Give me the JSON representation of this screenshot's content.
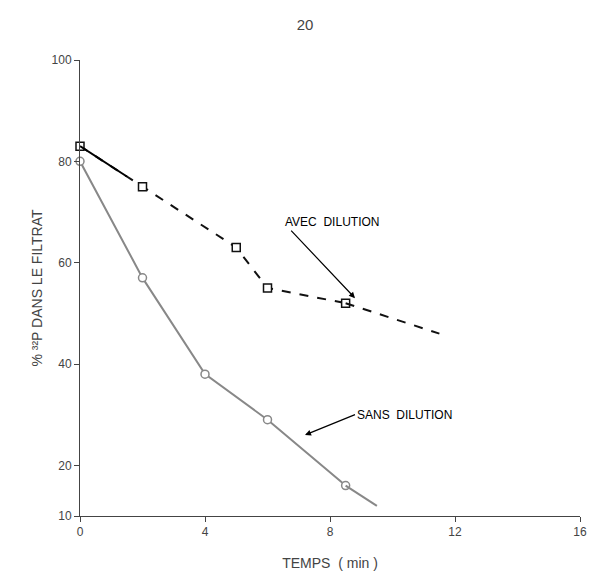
{
  "chart_data": {
    "type": "line",
    "title": "20",
    "x_label": "TEMPS  ( min )",
    "y_label": "% ³²P DANS LE FILTRAT",
    "xlim": [
      0,
      16
    ],
    "ylim": [
      10,
      100
    ],
    "xticks": [
      0,
      4,
      8,
      12,
      16
    ],
    "yticks": [
      10,
      20,
      40,
      60,
      80,
      100
    ],
    "grid": false,
    "series": [
      {
        "x": [
          0,
          2,
          4,
          6,
          8.5
        ],
        "values": [
          80,
          57,
          38,
          29,
          16
        ],
        "color": "#888888",
        "line_style": "solid",
        "marker": "circle"
      },
      {
        "x": [
          8.5,
          9.5
        ],
        "values": [
          16,
          12
        ],
        "color": "#888888",
        "line_style": "solid",
        "marker": "none"
      },
      {
        "x": [
          0,
          2,
          5,
          6,
          8.5
        ],
        "values": [
          83,
          75,
          63,
          55,
          52
        ],
        "color": "#111111",
        "line_style": "dashed",
        "marker": "square"
      },
      {
        "x": [
          8.5,
          11.5
        ],
        "values": [
          52,
          46
        ],
        "color": "#111111",
        "line_style": "dashed",
        "marker": "none"
      },
      {
        "x": [
          0,
          1.5
        ],
        "values": [
          83,
          77
        ],
        "color": "#000000",
        "line_style": "solid",
        "marker": "none"
      }
    ],
    "annotations": [
      {
        "text": "AVEC  DILUTION",
        "x": 8.8,
        "y": 53,
        "text_x": 6.5,
        "text_y": 68
      },
      {
        "text": "SANS  DILUTION",
        "x": 7.2,
        "y": 26,
        "text_x": 8.8,
        "text_y": 30
      }
    ]
  }
}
★ ★ ★ ★ ★
## Aim of the task
Scan the records for the string "DILUTION". Copy each line in which it appears.

## Correct output
        "text": "AVEC  DILUTION",
        "text": "SANS  DILUTION",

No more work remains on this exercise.